Exercise task
Give all of the lines again exactly as they read.

━━━━━━━━━━━━━━━━━━━━━━━━━━━━━━

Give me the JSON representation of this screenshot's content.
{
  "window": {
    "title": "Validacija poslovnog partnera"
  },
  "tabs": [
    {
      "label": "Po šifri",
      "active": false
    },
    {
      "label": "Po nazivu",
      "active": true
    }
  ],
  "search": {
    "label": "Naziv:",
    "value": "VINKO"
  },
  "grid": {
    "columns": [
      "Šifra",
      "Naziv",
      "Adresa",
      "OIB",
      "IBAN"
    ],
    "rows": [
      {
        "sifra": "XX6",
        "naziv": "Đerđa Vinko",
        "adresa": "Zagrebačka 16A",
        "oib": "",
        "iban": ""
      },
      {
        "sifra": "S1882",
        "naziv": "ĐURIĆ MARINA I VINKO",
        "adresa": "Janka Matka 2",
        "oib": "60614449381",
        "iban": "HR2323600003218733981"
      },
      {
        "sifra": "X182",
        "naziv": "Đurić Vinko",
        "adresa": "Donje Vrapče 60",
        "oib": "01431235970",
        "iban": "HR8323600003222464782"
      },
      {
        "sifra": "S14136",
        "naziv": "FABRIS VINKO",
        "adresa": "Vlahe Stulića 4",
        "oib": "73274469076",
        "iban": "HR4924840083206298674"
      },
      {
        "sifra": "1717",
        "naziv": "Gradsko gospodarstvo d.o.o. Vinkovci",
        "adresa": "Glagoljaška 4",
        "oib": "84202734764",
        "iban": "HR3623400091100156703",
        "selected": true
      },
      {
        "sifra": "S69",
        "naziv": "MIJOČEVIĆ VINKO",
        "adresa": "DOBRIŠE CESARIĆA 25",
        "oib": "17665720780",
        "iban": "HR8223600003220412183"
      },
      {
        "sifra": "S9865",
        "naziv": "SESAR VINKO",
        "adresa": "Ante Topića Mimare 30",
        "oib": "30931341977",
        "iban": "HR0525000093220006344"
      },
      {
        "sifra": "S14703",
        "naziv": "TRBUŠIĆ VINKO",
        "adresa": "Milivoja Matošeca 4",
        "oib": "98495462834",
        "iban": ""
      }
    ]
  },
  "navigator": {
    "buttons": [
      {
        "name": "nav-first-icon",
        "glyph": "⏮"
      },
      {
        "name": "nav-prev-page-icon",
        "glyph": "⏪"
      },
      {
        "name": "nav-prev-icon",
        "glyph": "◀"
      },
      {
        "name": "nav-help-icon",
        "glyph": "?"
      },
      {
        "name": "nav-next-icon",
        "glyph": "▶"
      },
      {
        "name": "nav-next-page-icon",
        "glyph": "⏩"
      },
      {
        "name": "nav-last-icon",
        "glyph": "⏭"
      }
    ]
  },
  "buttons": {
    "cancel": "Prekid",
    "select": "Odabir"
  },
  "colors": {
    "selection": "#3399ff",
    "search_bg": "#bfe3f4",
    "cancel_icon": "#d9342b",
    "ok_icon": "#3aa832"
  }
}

━━━━━━━━━━━━━━━━━━━━━━━━━━━━━━

Complete output
Give me the JSON representation of this screenshot's content.
{
  "window": {
    "title": "Validacija poslovnog partnera"
  },
  "tabs": [
    {
      "label": "Po šifri",
      "active": false
    },
    {
      "label": "Po nazivu",
      "active": true
    }
  ],
  "search": {
    "label": "Naziv:",
    "value": "VINKO"
  },
  "grid": {
    "columns": [
      "Šifra",
      "Naziv",
      "Adresa",
      "OIB",
      "IBAN"
    ],
    "rows": [
      {
        "sifra": "XX6",
        "naziv": "Đerđa Vinko",
        "adresa": "Zagrebačka 16A",
        "oib": "",
        "iban": ""
      },
      {
        "sifra": "S1882",
        "naziv": "ĐURIĆ MARINA I VINKO",
        "adresa": "Janka Matka 2",
        "oib": "60614449381",
        "iban": "HR2323600003218733981"
      },
      {
        "sifra": "X182",
        "naziv": "Đurić Vinko",
        "adresa": "Donje Vrapče 60",
        "oib": "01431235970",
        "iban": "HR8323600003222464782"
      },
      {
        "sifra": "S14136",
        "naziv": "FABRIS VINKO",
        "adresa": "Vlahe Stulića 4",
        "oib": "73274469076",
        "iban": "HR4924840083206298674"
      },
      {
        "sifra": "1717",
        "naziv": "Gradsko gospodarstvo d.o.o. Vinkovci",
        "adresa": "Glagoljaška 4",
        "oib": "84202734764",
        "iban": "HR3623400091100156703",
        "selected": true
      },
      {
        "sifra": "S69",
        "naziv": "MIJOČEVIĆ VINKO",
        "adresa": "DOBRIŠE CESARIĆA 25",
        "oib": "17665720780",
        "iban": "HR8223600003220412183"
      },
      {
        "sifra": "S9865",
        "naziv": "SESAR VINKO",
        "adresa": "Ante Topića Mimare 30",
        "oib": "30931341977",
        "iban": "HR0525000093220006344"
      },
      {
        "sifra": "S14703",
        "naziv": "TRBUŠIĆ VINKO",
        "adresa": "Milivoja Matošeca 4",
        "oib": "98495462834",
        "iban": ""
      }
    ]
  },
  "navigator": {
    "buttons": [
      {
        "name": "nav-first-icon",
        "glyph": "⏮"
      },
      {
        "name": "nav-prev-page-icon",
        "glyph": "⏪"
      },
      {
        "name": "nav-prev-icon",
        "glyph": "◀"
      },
      {
        "name": "nav-help-icon",
        "glyph": "?"
      },
      {
        "name": "nav-next-icon",
        "glyph": "▶"
      },
      {
        "name": "nav-next-page-icon",
        "glyph": "⏩"
      },
      {
        "name": "nav-last-icon",
        "glyph": "⏭"
      }
    ]
  },
  "buttons": {
    "cancel": "Prekid",
    "select": "Odabir"
  },
  "colors": {
    "selection": "#3399ff",
    "search_bg": "#bfe3f4",
    "cancel_icon": "#d9342b",
    "ok_icon": "#3aa832"
  }
}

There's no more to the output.